**Exercise requirements:** How many lines of these entries include the string "ἀνάμεσα"? State the number alone.

**Recorded information:**
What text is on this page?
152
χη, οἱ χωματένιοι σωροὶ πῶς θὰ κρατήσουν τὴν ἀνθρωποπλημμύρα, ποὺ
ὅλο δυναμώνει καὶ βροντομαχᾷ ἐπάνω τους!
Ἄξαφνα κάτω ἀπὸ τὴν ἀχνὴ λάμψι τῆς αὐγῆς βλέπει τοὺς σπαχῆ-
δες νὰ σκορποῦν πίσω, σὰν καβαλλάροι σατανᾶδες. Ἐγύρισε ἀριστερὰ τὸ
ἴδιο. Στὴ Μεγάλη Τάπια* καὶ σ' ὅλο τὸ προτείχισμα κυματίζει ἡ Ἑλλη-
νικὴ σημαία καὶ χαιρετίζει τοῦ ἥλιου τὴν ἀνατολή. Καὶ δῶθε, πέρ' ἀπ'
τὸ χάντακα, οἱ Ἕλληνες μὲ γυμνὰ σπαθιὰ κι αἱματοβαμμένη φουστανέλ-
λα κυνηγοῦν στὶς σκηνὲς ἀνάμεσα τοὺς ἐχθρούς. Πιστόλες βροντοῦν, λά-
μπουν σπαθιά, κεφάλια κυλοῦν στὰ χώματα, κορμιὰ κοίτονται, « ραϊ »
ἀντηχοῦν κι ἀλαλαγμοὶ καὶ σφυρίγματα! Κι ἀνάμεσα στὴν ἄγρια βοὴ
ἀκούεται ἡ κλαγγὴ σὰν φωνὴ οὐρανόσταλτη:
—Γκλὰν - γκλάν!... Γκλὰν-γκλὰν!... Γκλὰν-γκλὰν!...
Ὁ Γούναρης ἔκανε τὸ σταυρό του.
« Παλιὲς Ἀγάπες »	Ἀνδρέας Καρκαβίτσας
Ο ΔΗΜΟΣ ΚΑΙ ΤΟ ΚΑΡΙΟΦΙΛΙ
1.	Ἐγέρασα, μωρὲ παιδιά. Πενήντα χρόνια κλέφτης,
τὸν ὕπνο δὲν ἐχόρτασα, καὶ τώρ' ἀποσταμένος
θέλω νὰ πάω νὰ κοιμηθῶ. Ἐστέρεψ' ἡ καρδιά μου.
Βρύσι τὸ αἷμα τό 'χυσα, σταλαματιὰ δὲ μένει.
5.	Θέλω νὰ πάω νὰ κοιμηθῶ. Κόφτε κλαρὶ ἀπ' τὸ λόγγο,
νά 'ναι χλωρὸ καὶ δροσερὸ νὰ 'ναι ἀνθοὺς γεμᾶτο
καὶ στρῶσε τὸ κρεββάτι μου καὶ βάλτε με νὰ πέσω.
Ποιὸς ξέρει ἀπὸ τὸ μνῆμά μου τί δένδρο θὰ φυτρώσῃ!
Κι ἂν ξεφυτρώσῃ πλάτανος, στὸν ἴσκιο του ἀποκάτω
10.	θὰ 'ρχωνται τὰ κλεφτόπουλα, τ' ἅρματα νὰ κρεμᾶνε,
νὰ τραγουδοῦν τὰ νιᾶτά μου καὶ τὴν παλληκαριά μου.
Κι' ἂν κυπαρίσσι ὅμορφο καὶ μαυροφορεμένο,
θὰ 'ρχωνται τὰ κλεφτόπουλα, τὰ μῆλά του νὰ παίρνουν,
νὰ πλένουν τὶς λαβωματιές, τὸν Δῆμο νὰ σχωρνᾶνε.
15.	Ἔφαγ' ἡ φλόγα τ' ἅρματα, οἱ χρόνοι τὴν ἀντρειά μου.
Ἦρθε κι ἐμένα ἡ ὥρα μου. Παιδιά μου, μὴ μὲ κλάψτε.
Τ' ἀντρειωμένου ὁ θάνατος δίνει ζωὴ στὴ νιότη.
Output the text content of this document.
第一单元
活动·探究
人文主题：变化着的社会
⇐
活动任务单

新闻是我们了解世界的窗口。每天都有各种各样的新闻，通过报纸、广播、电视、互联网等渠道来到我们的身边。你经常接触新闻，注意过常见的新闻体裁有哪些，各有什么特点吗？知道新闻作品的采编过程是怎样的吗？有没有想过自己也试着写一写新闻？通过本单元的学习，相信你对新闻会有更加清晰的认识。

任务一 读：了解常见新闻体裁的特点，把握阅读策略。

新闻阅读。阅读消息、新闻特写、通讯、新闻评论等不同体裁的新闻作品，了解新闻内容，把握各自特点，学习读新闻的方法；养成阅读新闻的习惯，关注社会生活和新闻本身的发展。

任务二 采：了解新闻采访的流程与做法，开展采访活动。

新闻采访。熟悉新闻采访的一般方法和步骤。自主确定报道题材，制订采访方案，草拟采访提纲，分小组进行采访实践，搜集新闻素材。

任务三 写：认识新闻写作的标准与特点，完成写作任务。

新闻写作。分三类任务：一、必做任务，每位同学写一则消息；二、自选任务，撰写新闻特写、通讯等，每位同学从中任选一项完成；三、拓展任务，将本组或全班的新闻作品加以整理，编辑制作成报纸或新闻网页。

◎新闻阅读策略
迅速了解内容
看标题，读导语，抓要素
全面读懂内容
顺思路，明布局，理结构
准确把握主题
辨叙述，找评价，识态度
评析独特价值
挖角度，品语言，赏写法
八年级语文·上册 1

**Problem solution:** 2